Note how many lines in the entries below contain the string "assistant", and answer with that number and no other text.

━━━ Given information

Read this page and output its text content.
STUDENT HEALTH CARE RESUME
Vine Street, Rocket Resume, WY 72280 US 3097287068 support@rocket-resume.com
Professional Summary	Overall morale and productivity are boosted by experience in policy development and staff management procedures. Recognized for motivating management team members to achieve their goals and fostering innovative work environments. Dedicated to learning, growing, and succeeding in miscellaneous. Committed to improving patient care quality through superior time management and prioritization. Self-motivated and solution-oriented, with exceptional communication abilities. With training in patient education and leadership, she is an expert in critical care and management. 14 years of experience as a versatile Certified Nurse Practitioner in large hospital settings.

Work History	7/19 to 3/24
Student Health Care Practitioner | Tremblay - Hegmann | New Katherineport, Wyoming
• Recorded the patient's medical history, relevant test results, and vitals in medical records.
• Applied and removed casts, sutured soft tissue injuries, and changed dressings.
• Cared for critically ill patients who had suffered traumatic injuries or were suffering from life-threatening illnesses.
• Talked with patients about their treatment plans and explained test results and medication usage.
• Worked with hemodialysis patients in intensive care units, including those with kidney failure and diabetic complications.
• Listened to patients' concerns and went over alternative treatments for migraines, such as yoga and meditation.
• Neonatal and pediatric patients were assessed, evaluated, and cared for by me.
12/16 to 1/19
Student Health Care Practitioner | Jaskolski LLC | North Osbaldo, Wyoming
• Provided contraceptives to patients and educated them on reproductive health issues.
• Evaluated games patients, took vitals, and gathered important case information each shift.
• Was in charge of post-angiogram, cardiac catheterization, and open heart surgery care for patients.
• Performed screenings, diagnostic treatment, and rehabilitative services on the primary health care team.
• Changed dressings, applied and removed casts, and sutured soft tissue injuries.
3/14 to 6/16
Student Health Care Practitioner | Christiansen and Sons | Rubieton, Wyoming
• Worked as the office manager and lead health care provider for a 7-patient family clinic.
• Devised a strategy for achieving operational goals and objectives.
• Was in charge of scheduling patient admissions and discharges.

━━━━━━
━━━ Given information

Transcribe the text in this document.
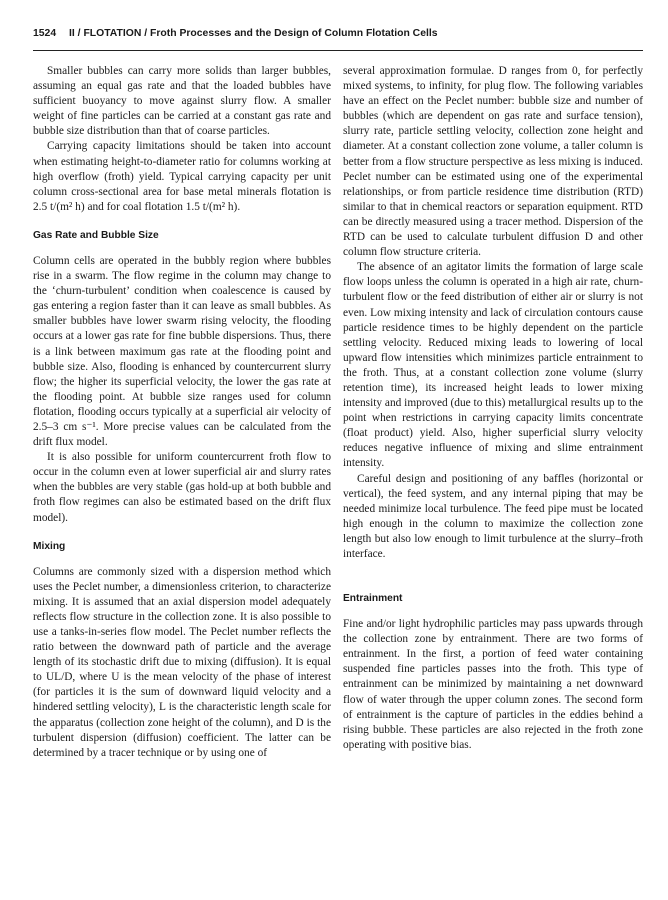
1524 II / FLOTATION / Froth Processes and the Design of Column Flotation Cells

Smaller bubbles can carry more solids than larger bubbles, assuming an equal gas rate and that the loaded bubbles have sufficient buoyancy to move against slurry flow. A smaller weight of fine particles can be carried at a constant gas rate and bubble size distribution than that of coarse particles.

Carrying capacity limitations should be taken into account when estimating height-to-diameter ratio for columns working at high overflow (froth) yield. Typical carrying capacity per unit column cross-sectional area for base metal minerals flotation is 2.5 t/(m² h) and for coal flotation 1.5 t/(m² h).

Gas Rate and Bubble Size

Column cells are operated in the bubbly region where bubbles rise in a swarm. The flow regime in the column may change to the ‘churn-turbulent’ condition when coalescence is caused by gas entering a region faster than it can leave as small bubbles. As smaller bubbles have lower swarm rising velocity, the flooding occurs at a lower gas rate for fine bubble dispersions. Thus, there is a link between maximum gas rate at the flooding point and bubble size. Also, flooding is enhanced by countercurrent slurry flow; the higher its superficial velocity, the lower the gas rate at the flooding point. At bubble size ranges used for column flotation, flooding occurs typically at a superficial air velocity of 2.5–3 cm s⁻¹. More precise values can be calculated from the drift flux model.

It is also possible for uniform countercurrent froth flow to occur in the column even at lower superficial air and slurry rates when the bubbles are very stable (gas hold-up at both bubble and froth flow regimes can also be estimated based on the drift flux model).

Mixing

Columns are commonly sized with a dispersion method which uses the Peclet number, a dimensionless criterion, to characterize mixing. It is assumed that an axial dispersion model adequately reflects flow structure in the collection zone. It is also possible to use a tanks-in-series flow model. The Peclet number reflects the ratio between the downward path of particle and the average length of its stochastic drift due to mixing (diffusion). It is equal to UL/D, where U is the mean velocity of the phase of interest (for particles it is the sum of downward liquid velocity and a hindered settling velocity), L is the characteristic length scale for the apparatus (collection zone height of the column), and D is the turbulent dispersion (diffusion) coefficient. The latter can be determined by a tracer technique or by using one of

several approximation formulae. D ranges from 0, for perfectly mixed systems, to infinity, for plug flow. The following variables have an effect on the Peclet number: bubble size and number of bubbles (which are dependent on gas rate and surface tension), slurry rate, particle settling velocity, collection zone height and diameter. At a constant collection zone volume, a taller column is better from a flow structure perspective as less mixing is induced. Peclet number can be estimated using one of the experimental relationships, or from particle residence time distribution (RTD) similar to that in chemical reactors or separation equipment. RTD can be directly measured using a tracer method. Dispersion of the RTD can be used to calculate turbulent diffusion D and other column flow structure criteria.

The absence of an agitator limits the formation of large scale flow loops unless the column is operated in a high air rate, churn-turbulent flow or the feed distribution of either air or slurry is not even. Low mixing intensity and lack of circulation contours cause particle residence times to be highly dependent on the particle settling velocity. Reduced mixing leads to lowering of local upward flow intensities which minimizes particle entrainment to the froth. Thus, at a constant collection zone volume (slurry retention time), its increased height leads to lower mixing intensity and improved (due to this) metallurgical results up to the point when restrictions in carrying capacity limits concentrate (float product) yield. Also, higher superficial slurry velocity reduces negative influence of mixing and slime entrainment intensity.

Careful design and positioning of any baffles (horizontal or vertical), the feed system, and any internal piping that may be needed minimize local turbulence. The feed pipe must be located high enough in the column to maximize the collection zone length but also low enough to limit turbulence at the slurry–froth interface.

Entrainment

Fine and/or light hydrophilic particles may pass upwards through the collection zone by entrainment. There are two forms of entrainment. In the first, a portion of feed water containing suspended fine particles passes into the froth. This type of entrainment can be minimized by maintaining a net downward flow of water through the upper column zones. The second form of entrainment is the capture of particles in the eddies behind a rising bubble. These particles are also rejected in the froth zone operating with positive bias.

━━━━━━
━━━ Given information

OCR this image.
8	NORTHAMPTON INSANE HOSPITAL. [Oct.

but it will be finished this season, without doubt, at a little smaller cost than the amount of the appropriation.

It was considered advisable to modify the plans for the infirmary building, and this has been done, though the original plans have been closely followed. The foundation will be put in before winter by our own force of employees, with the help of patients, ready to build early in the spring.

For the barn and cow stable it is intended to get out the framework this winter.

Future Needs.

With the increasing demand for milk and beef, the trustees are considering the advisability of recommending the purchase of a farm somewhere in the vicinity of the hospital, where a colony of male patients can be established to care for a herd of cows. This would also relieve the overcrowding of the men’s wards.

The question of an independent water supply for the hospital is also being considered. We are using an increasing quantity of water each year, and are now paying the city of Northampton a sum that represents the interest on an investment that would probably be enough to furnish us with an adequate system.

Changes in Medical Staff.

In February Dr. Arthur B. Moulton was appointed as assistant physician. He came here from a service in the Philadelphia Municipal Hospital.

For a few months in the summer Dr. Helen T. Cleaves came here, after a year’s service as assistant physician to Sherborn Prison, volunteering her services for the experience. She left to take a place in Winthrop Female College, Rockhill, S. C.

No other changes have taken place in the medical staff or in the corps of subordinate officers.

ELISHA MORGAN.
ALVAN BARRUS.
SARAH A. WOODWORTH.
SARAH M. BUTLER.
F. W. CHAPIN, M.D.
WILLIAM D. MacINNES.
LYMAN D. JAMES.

━━━━━━

**Output for this task**
2